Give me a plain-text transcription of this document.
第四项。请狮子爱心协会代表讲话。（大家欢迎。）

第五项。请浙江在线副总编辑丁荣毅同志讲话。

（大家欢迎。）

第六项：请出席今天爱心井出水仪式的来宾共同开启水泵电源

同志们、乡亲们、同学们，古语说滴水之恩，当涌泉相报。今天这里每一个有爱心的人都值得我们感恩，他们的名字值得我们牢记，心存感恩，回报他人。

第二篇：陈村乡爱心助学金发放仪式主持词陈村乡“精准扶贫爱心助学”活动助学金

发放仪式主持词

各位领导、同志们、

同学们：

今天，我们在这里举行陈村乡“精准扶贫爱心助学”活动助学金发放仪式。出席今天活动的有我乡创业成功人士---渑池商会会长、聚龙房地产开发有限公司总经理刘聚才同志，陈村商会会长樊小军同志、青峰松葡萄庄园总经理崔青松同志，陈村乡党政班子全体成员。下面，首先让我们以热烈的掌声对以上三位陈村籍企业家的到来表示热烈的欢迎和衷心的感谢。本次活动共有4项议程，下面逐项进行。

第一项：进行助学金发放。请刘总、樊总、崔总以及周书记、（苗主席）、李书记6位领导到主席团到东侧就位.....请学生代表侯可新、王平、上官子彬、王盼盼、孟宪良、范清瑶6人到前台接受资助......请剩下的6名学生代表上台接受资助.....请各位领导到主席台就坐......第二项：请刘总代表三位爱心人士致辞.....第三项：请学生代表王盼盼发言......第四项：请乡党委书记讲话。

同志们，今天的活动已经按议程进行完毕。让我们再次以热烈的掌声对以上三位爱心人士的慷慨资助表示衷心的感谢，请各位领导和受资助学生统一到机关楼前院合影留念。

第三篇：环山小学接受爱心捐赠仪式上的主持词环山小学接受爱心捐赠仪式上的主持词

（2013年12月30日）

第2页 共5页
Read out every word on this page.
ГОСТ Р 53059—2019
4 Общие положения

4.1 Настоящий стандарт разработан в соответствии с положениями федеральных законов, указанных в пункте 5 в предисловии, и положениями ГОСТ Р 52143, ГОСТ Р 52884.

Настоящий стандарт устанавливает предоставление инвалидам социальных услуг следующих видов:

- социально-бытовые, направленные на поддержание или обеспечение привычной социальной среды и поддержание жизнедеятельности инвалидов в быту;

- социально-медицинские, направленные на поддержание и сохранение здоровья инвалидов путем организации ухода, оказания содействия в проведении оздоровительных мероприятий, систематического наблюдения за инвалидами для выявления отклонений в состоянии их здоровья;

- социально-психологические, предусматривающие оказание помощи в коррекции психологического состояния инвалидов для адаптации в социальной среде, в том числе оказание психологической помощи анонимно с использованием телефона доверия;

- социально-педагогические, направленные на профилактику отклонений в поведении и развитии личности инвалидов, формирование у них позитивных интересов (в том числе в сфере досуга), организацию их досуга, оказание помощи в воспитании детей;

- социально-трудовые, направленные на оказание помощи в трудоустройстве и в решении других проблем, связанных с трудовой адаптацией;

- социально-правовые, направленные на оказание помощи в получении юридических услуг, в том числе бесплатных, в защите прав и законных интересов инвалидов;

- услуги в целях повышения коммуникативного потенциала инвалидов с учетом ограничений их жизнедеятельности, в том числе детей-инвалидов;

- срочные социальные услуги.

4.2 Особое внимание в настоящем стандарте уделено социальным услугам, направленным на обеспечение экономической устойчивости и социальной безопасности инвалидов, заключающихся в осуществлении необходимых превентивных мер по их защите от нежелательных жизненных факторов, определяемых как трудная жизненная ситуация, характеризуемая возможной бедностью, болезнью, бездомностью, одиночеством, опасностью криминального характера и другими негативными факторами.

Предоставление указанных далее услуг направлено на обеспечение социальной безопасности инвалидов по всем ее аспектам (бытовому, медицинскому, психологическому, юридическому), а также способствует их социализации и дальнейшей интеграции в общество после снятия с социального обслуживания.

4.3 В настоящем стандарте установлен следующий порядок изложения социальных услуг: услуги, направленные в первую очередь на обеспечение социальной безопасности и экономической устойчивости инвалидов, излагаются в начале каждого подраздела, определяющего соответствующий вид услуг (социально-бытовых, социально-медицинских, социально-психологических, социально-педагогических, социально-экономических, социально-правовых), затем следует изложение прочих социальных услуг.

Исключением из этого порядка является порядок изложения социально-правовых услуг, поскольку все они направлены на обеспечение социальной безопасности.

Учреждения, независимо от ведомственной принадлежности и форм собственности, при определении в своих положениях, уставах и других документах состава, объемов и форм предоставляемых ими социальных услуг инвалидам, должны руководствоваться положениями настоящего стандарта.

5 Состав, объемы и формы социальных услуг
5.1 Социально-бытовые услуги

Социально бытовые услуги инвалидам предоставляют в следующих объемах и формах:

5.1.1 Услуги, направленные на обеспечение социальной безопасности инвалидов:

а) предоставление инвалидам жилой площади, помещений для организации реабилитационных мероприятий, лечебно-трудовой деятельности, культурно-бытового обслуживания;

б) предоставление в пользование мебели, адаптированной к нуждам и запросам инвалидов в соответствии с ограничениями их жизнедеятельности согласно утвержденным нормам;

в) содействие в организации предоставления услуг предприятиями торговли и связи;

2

-- -- --

## What you have to do
Gather all lines with the string "бытовые" from the data.

## Exercise answer
- социально-бытовые, направленные на поддержание или обеспечение привычной социальной среды и поддержание жизнедеятельности инвалидов в быту;
5.1 Социально-бытовые услуги
Социально бытовые услуги инвалидам предоставляют в следующих объемах и формах:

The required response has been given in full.